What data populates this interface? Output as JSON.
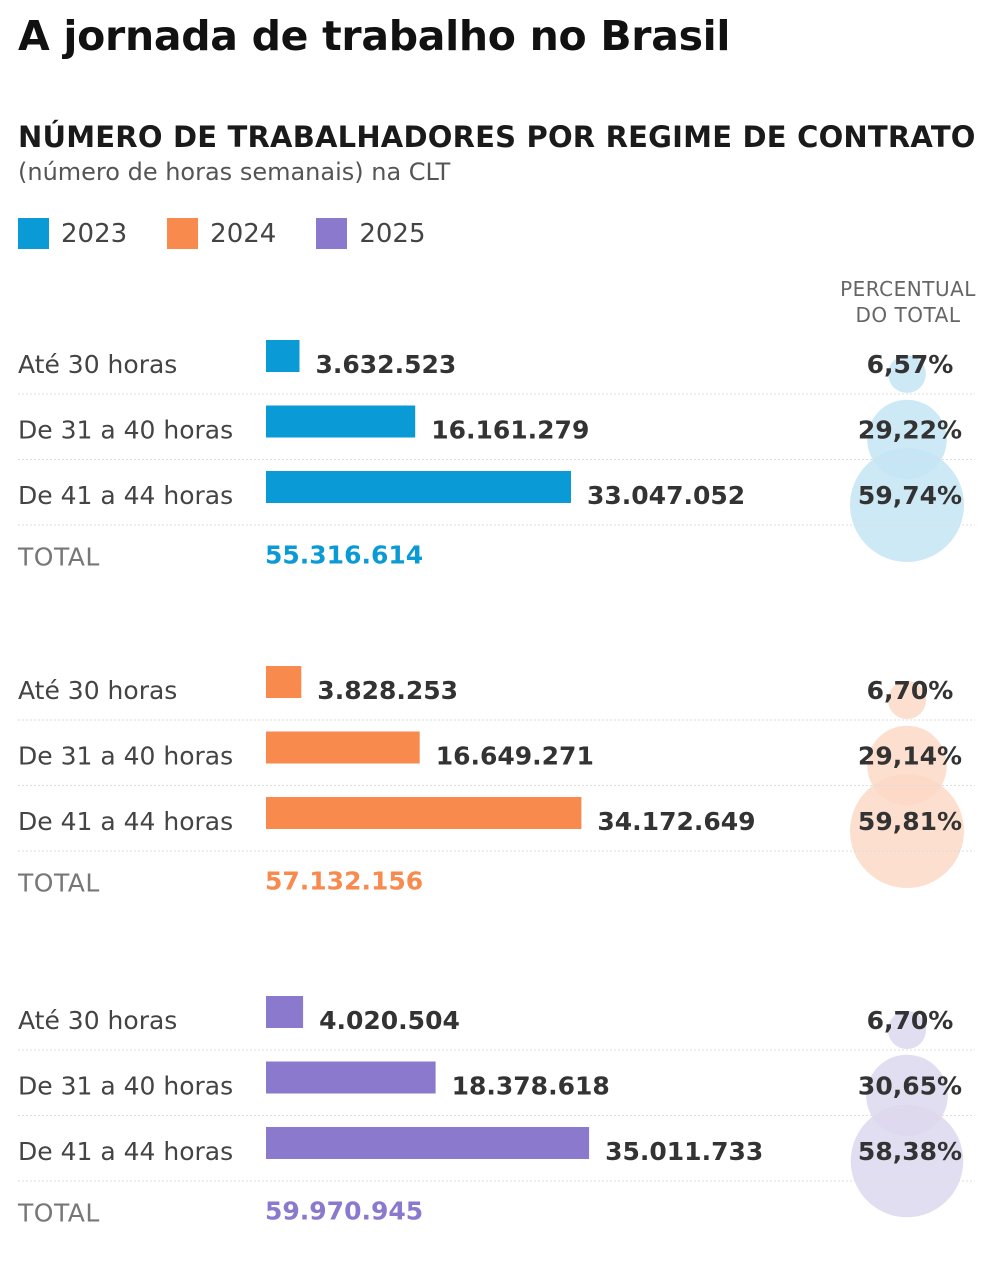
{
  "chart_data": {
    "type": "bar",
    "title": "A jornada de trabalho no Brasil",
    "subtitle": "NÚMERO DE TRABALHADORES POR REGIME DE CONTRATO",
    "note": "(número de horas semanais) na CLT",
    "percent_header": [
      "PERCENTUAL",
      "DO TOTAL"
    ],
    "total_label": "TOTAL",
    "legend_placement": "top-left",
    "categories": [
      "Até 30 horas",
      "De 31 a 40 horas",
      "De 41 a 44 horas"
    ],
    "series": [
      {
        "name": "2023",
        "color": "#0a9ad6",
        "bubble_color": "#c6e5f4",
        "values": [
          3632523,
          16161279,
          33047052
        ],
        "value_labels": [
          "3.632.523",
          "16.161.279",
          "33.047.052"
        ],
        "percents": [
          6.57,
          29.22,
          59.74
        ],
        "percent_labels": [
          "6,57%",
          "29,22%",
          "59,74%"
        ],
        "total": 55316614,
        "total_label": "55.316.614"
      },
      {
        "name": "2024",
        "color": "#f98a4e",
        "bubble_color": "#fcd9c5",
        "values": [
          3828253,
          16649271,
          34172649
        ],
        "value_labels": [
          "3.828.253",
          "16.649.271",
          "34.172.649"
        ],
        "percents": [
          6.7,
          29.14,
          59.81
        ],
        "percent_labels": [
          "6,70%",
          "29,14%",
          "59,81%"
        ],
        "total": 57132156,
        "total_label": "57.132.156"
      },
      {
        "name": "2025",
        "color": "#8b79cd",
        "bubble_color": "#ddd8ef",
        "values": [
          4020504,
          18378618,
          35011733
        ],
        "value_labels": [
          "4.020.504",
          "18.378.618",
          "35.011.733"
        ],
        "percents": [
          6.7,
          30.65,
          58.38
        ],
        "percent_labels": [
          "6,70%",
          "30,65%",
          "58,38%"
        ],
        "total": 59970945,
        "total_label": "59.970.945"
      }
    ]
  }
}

########

■ YOUR TASK ■
Filter lines by "horas" and return each hit.

■ WORKED SOLUTION ■
    "note": "(número de horas semanais) na CLT",
      "Até 30 horas",
      "De 31 a 40 horas",
      "De 41 a 44 horas"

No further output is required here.